Objective:
In the passage on Matthew 6:1, what does that verse introduce?

Extract:
Matthew 6:1 introduces Jesus’ discussion about proper motives in doing good. He says, “Beware of practicing your righteousness before other people in order to be seen by them, for then you will have no reward from your Father who is in heaven. “ The focus isn’t on doing the good deed as much as it is on “to be seen by others.” Thus, it’s an exhortation to test our motives when we do good things.

A couple questions we might ask ourselves regarding our motives are: 1) Am I more concerned about what God thinks about my life than about what others think? 2) Would I pray, read my Bible, give and serve as much if nobody but God ever noticed? 3) Am I more concerned about pleasing God than I am about being accepted and appreciated by men?

Record extracts:

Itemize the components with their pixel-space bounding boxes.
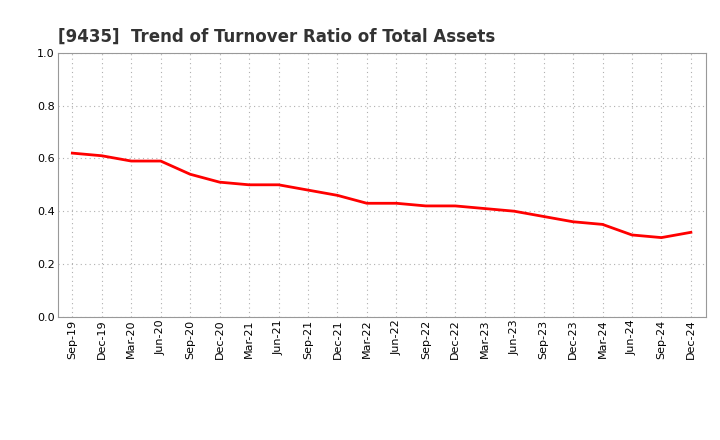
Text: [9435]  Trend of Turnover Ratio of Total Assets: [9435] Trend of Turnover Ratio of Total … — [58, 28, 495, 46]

==

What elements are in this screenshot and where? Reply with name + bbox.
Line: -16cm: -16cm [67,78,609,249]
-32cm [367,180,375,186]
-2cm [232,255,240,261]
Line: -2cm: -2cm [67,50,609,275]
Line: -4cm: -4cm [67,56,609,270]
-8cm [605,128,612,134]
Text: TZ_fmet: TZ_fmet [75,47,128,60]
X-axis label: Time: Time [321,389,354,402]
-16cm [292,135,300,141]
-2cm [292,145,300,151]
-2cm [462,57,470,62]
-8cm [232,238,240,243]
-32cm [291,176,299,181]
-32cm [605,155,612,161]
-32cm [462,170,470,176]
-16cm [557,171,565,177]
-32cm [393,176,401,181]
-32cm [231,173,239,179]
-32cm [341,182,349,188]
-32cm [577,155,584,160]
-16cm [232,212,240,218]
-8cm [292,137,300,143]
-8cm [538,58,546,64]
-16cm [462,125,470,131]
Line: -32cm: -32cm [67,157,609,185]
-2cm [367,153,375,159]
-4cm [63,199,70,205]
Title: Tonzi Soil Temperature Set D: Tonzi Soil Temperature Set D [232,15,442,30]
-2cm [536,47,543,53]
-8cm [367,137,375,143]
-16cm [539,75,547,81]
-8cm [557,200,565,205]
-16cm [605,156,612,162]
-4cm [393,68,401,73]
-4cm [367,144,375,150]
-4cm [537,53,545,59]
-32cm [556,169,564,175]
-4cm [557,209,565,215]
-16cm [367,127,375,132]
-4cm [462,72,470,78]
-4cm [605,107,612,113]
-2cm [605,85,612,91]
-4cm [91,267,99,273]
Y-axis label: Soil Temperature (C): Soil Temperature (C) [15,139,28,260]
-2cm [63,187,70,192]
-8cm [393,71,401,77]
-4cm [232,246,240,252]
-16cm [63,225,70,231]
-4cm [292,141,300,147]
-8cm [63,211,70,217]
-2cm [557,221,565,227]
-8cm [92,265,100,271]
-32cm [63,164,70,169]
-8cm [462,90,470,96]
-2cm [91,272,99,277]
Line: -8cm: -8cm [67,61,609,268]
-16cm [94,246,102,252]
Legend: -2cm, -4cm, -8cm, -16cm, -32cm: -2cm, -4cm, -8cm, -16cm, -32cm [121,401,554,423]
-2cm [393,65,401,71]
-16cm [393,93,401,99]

---

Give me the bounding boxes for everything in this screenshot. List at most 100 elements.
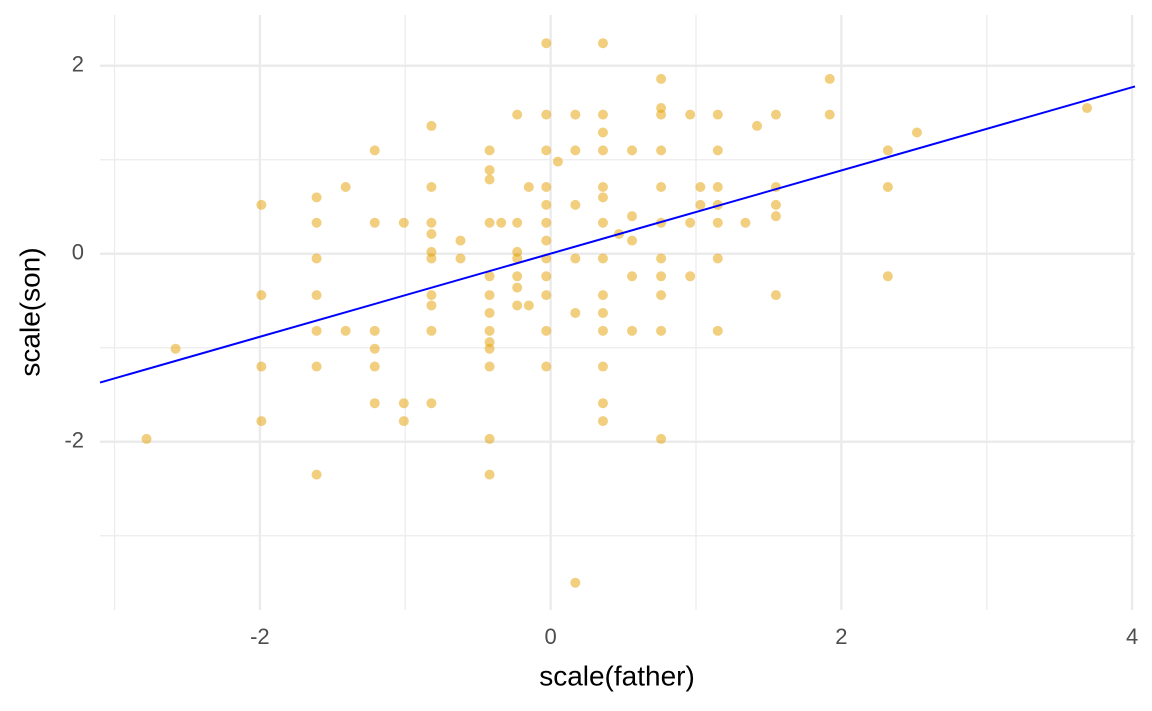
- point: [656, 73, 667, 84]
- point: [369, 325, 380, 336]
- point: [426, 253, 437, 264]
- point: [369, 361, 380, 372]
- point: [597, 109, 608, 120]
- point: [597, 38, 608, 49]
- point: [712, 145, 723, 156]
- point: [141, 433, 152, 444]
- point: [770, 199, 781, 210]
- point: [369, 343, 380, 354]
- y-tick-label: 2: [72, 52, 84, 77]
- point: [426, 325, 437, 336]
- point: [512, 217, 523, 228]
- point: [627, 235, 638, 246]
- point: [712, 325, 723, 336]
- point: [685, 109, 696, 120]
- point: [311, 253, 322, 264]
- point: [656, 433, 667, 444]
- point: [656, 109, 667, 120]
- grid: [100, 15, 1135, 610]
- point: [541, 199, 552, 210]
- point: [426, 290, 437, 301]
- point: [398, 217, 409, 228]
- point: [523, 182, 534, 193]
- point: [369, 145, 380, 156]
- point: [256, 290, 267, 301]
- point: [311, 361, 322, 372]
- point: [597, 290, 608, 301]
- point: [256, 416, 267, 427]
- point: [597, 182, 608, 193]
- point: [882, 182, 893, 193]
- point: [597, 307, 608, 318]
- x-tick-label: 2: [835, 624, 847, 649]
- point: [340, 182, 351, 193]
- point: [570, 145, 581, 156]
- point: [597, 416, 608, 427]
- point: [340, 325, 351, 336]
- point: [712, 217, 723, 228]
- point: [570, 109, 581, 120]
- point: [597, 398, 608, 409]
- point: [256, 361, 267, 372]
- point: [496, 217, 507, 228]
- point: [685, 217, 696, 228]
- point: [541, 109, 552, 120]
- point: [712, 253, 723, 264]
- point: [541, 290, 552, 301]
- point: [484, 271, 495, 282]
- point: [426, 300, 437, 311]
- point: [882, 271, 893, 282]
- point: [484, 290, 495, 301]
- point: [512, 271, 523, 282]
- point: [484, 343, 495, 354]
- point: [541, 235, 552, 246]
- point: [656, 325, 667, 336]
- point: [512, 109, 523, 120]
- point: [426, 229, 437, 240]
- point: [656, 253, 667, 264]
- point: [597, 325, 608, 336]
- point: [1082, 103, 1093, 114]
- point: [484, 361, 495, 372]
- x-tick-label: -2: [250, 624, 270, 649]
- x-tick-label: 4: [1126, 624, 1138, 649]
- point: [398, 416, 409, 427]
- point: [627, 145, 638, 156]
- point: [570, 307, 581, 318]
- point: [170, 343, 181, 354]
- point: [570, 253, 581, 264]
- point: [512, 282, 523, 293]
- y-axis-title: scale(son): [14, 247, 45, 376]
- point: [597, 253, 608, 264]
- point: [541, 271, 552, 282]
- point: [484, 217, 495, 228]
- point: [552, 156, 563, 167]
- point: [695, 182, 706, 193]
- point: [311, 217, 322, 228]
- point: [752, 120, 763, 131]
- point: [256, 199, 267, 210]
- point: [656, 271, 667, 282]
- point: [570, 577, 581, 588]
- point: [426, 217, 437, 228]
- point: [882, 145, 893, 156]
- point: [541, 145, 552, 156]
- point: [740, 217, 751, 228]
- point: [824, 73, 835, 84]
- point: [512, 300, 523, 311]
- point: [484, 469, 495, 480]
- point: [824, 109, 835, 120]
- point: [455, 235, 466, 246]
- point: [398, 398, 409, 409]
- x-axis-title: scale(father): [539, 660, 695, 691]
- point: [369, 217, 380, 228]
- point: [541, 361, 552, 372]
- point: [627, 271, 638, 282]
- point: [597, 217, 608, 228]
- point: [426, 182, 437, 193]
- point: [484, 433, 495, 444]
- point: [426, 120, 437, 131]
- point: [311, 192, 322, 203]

Reply to the task:
Jesus' discussion about proper motives in doing good.